MATERIAL PROVIDED:
....................

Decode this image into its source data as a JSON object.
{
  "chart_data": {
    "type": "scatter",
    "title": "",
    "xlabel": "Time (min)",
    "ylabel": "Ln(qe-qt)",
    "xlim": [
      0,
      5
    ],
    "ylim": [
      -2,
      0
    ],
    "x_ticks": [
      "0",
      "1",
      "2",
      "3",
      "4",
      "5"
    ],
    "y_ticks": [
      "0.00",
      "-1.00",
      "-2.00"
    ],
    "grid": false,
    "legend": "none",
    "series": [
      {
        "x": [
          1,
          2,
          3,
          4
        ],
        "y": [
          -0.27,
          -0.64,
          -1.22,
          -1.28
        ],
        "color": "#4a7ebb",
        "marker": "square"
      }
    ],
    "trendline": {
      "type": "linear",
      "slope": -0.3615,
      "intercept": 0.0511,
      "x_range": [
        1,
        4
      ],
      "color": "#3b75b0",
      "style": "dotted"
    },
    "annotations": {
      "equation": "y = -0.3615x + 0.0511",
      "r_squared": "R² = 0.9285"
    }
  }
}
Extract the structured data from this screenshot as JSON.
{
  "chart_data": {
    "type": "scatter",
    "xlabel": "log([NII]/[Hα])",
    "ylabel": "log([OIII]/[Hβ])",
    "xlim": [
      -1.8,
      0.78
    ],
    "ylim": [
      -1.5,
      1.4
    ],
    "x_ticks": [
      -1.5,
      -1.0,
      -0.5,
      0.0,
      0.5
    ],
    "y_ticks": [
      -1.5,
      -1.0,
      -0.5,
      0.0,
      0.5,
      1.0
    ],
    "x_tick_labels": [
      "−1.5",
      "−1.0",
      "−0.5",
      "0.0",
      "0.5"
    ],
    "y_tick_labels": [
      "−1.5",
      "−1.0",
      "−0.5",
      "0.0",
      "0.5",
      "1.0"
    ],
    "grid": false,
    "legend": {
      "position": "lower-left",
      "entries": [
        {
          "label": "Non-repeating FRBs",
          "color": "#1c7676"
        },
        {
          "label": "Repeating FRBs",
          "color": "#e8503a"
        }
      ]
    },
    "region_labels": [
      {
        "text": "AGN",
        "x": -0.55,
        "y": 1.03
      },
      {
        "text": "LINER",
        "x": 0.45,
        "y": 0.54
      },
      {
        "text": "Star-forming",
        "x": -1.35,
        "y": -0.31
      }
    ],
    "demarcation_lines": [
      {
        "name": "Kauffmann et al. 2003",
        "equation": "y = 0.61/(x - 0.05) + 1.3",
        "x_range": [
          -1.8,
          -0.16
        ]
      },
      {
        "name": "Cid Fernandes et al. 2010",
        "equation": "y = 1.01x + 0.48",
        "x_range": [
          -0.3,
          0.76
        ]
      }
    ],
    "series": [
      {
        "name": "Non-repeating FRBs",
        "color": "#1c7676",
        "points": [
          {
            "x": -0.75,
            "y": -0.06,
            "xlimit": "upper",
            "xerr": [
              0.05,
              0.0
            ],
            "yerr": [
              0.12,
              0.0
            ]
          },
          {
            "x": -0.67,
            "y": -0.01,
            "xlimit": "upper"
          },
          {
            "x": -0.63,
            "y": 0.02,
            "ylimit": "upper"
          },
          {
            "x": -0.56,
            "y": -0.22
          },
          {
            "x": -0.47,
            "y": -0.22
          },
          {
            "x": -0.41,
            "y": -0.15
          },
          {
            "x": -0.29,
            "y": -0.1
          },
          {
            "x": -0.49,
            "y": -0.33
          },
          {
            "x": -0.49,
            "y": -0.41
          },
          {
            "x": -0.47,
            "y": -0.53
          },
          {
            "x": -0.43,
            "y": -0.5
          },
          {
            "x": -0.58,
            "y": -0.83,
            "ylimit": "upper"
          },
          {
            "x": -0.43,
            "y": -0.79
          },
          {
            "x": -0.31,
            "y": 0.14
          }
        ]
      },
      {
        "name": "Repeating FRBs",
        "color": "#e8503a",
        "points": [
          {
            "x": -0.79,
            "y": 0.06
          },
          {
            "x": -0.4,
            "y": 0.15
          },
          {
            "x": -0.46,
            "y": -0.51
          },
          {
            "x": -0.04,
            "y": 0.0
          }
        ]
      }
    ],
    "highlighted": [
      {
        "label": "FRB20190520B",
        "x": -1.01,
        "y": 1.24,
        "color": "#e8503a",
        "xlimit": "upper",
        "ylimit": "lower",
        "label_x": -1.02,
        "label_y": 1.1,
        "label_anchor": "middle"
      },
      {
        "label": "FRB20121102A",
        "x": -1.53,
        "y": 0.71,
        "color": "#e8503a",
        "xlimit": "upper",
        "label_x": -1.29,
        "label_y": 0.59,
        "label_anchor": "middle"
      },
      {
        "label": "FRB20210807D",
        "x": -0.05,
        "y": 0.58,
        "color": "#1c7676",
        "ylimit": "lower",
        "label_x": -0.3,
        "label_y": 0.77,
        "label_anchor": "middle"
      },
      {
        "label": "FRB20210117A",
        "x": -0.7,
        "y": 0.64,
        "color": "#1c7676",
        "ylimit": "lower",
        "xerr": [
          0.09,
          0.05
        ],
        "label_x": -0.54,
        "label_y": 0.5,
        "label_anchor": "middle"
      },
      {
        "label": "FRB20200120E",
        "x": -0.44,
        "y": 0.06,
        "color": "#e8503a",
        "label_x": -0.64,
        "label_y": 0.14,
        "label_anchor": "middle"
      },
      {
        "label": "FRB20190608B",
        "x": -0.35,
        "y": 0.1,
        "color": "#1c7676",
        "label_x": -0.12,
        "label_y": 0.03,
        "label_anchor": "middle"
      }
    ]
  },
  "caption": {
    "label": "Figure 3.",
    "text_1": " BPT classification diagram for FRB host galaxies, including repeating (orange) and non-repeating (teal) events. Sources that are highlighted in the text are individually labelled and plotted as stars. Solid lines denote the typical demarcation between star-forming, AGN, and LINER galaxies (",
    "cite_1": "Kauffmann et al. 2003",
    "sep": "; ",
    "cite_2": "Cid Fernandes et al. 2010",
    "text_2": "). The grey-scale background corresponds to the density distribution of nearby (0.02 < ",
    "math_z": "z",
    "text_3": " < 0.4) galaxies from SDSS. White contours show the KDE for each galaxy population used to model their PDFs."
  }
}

....................

THE REQUEST: Check all the records above and select each line where the string "xlimit" is found.

RESPONSE BELOW:
            "xlimit": "upper",
            "xlimit": "upper"
        "xlimit": "upper",
        "xlimit": "upper",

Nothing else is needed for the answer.